## Exercise materials
┏━━

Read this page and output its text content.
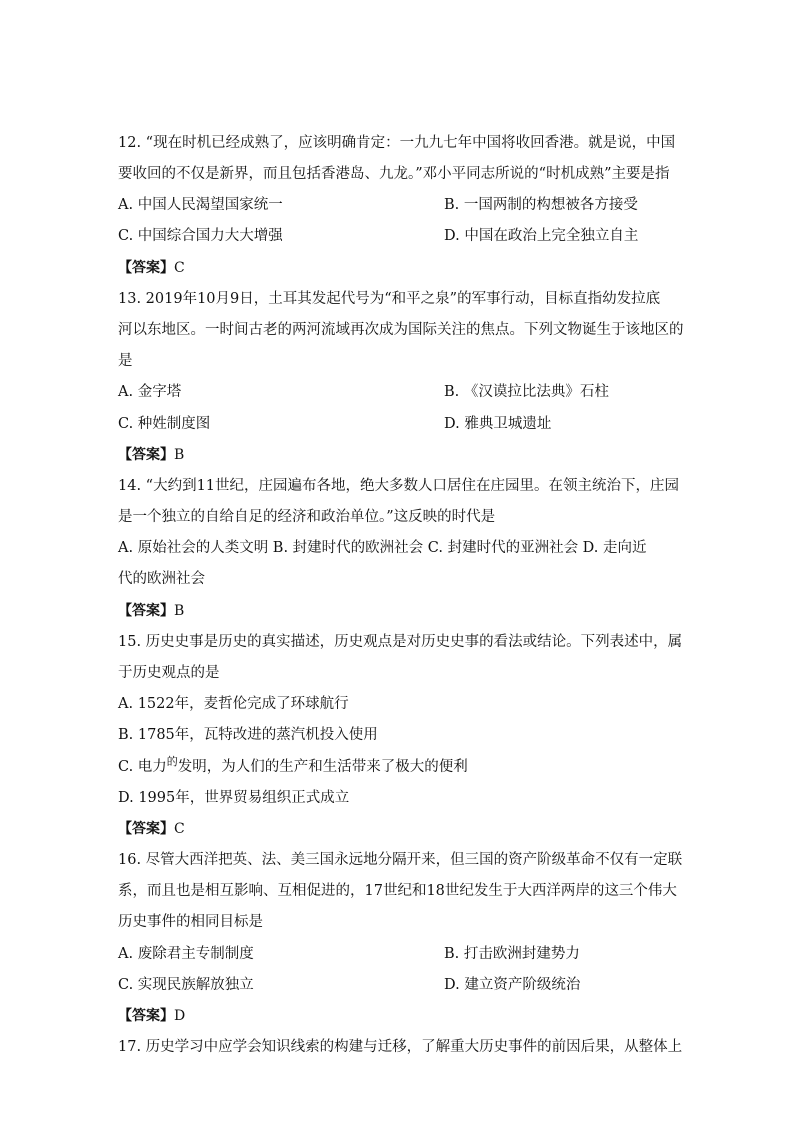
12. “现在时机已经成熟了，应该明确肯定：一九九七年中国将收回香港。就是说，中国
要收回的不仅是新界，而且包括香港岛、九龙。”邓小平同志所说的“时机成熟”主要是指
A. 中国人民渴望国家统一	B. 一国两制的构想被各方接受
C. 中国综合国力大大增强	D. 中国在政治上完全独立自主
【答案】C
13. 2019年10月9日，土耳其发起代号为“和平之泉”的军事行动，目标直指幼发拉底
河以东地区。一时间古老的两河流域再次成为国际关注的焦点。下列文物诞生于该地区的
是
A. 金字塔	B. 《汉谟拉比法典》石柱
C. 种姓制度图	D. 雅典卫城遗址
【答案】B
14. “大约到11世纪，庄园遍布各地，绝大多数人口居住在庄园里。在领主统治下，庄园
是一个独立的自给自足的经济和政治单位。”这反映的时代是
A. 原始社会的人类文明 B. 封建时代的欧洲社会 C. 封建时代的亚洲社会 D. 走向近
代的欧洲社会
【答案】B
15. 历史史事是历史的真实描述，历史观点是对历史史事的看法或结论。下列表述中，属
于历史观点的是
A. 1522年，麦哲伦完成了环球航行
B. 1785年，瓦特改进的蒸汽机投入使用
C. 电力$^的$发明，为人们的生产和生活带来了极大的便利
D. 1995年，世界贸易组织正式成立
【答案】C
16. 尽管大西洋把英、法、美三国永远地分隔开来，但三国的资产阶级革命不仅有一定联
系，而且也是相互影响、互相促进的，17世纪和18世纪发生于大西洋两岸的这三个伟大
历史事件的相同目标是
A. 废除君主专制制度	B. 打击欧洲封建势力
C. 实现民族解放独立	D. 建立资产阶级统治
【答案】D
17. 历史学习中应学会知识线索的构建与迁移，了解重大历史事件的前因后果，从整体上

┗━━

## Task goal
Quote each record exactly as it stands, minus the pictures.

## Solution to this exercise
Read this page and output its text content.
12. “现在时机已经成熟了，应该明确肯定：一九九七年中国将收回香港。就是说，中国
要收回的不仅是新界，而且包括香港岛、九龙。”邓小平同志所说的“时机成熟”主要是指
A. 中国人民渴望国家统一	B. 一国两制的构想被各方接受
C. 中国综合国力大大增强	D. 中国在政治上完全独立自主
【答案】C
13. 2019年10月9日，土耳其发起代号为“和平之泉”的军事行动，目标直指幼发拉底
河以东地区。一时间古老的两河流域再次成为国际关注的焦点。下列文物诞生于该地区的
是
A. 金字塔	B. 《汉谟拉比法典》石柱
C. 种姓制度图	D. 雅典卫城遗址
【答案】B
14. “大约到11世纪，庄园遍布各地，绝大多数人口居住在庄园里。在领主统治下，庄园
是一个独立的自给自足的经济和政治单位。”这反映的时代是
A. 原始社会的人类文明 B. 封建时代的欧洲社会 C. 封建时代的亚洲社会 D. 走向近
代的欧洲社会
【答案】B
15. 历史史事是历史的真实描述，历史观点是对历史史事的看法或结论。下列表述中，属
于历史观点的是
A. 1522年，麦哲伦完成了环球航行
B. 1785年，瓦特改进的蒸汽机投入使用
C. 电力$^的$发明，为人们的生产和生活带来了极大的便利
D. 1995年，世界贸易组织正式成立
【答案】C
16. 尽管大西洋把英、法、美三国永远地分隔开来，但三国的资产阶级革命不仅有一定联
系，而且也是相互影响、互相促进的，17世纪和18世纪发生于大西洋两岸的这三个伟大
历史事件的相同目标是
A. 废除君主专制制度	B. 打击欧洲封建势力
C. 实现民族解放独立	D. 建立资产阶级统治
【答案】D
17. 历史学习中应学会知识线索的构建与迁移，了解重大历史事件的前因后果，从整体上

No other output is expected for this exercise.